PROBLEM: Return the records, each one exactly as written.

PROVIDED DATA:
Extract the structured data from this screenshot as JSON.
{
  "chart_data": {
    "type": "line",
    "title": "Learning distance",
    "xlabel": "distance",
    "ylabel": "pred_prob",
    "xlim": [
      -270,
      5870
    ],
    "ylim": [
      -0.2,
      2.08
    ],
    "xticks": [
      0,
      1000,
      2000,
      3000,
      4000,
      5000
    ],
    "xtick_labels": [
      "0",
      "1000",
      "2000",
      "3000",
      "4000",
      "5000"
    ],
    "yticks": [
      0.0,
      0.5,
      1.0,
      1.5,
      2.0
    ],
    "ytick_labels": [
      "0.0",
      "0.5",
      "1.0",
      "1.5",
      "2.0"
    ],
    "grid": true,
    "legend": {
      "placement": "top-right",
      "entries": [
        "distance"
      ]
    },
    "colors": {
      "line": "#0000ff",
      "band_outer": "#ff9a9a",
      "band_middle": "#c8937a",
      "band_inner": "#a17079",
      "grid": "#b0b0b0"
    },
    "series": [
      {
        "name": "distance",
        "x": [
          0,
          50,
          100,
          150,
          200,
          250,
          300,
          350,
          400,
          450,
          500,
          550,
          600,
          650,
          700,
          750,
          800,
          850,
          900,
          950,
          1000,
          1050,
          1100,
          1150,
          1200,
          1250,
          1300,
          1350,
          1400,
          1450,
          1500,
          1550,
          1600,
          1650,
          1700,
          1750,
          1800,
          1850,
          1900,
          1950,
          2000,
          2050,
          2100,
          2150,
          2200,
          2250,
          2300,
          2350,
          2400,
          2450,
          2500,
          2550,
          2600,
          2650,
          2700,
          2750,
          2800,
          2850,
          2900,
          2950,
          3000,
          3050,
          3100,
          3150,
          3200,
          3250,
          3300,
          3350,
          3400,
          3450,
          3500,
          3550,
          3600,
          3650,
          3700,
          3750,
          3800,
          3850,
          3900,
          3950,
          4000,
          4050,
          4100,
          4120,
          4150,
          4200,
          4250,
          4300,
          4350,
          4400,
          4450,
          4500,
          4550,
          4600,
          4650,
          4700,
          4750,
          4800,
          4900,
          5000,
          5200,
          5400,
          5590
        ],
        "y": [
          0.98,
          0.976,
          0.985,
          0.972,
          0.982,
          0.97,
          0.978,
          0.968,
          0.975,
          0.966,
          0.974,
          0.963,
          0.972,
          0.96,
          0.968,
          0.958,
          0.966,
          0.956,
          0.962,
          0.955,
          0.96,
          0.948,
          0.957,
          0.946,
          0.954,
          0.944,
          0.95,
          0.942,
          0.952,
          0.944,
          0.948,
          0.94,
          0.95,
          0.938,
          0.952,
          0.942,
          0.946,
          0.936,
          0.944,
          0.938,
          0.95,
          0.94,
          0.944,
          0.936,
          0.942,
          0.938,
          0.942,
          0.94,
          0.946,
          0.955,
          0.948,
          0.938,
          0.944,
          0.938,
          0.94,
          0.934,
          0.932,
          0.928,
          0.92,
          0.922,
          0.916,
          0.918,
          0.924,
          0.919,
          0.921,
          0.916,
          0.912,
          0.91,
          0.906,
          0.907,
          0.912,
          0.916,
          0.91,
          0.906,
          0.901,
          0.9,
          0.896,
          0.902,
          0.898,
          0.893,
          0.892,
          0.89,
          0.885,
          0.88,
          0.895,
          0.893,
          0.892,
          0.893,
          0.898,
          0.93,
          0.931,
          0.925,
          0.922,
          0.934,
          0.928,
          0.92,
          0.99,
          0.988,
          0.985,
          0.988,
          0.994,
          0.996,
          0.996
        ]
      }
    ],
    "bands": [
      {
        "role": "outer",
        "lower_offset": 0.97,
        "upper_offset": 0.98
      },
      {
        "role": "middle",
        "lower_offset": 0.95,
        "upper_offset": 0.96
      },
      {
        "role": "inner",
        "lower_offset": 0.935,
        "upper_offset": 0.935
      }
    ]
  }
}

RESULT BELOW:
Extract the structured data from this screenshot as JSON.
{
  "chart_data": {
    "type": "line",
    "title": "Learning distance",
    "xlabel": "distance",
    "ylabel": "pred_prob",
    "xlim": [
      -270,
      5870
    ],
    "ylim": [
      -0.2,
      2.08
    ],
    "xticks": [
      0,
      1000,
      2000,
      3000,
      4000,
      5000
    ],
    "xtick_labels": [
      "0",
      "1000",
      "2000",
      "3000",
      "4000",
      "5000"
    ],
    "yticks": [
      0.0,
      0.5,
      1.0,
      1.5,
      2.0
    ],
    "ytick_labels": [
      "0.0",
      "0.5",
      "1.0",
      "1.5",
      "2.0"
    ],
    "grid": true,
    "legend": {
      "placement": "top-right",
      "entries": [
        "distance"
      ]
    },
    "colors": {
      "line": "#0000ff",
      "band_outer": "#ff9a9a",
      "band_middle": "#c8937a",
      "band_inner": "#a17079",
      "grid": "#b0b0b0"
    },
    "series": [
      {
        "name": "distance",
        "x": [
          0,
          50,
          100,
          150,
          200,
          250,
          300,
          350,
          400,
          450,
          500,
          550,
          600,
          650,
          700,
          750,
          800,
          850,
          900,
          950,
          1000,
          1050,
          1100,
          1150,
          1200,
          1250,
          1300,
          1350,
          1400,
          1450,
          1500,
          1550,
          1600,
          1650,
          1700,
          1750,
          1800,
          1850,
          1900,
          1950,
          2000,
          2050,
          2100,
          2150,
          2200,
          2250,
          2300,
          2350,
          2400,
          2450,
          2500,
          2550,
          2600,
          2650,
          2700,
          2750,
          2800,
          2850,
          2900,
          2950,
          3000,
          3050,
          3100,
          3150,
          3200,
          3250,
          3300,
          3350,
          3400,
          3450,
          3500,
          3550,
          3600,
          3650,
          3700,
          3750,
          3800,
          3850,
          3900,
          3950,
          4000,
          4050,
          4100,
          4120,
          4150,
          4200,
          4250,
          4300,
          4350,
          4400,
          4450,
          4500,
          4550,
          4600,
          4650,
          4700,
          4750,
          4800,
          4900,
          5000,
          5200,
          5400,
          5590
        ],
        "y": [
          0.98,
          0.976,
          0.985,
          0.972,
          0.982,
          0.97,
          0.978,
          0.968,
          0.975,
          0.966,
          0.974,
          0.963,
          0.972,
          0.96,
          0.968,
          0.958,
          0.966,
          0.956,
          0.962,
          0.955,
          0.96,
          0.948,
          0.957,
          0.946,
          0.954,
          0.944,
          0.95,
          0.942,
          0.952,
          0.944,
          0.948,
          0.94,
          0.95,
          0.938,
          0.952,
          0.942,
          0.946,
          0.936,
          0.944,
          0.938,
          0.95,
          0.94,
          0.944,
          0.936,
          0.942,
          0.938,
          0.942,
          0.94,
          0.946,
          0.955,
          0.948,
          0.938,
          0.944,
          0.938,
          0.94,
          0.934,
          0.932,
          0.928,
          0.92,
          0.922,
          0.916,
          0.918,
          0.924,
          0.919,
          0.921,
          0.916,
          0.912,
          0.91,
          0.906,
          0.907,
          0.912,
          0.916,
          0.91,
          0.906,
          0.901,
          0.9,
          0.896,
          0.902,
          0.898,
          0.893,
          0.892,
          0.89,
          0.885,
          0.88,
          0.895,
          0.893,
          0.892,
          0.893,
          0.898,
          0.93,
          0.931,
          0.925,
          0.922,
          0.934,
          0.928,
          0.92,
          0.99,
          0.988,
          0.985,
          0.988,
          0.994,
          0.996,
          0.996
        ]
      }
    ],
    "bands": [
      {
        "role": "outer",
        "lower_offset": 0.97,
        "upper_offset": 0.98
      },
      {
        "role": "middle",
        "lower_offset": 0.95,
        "upper_offset": 0.96
      },
      {
        "role": "inner",
        "lower_offset": 0.935,
        "upper_offset": 0.935
      }
    ]
  }
}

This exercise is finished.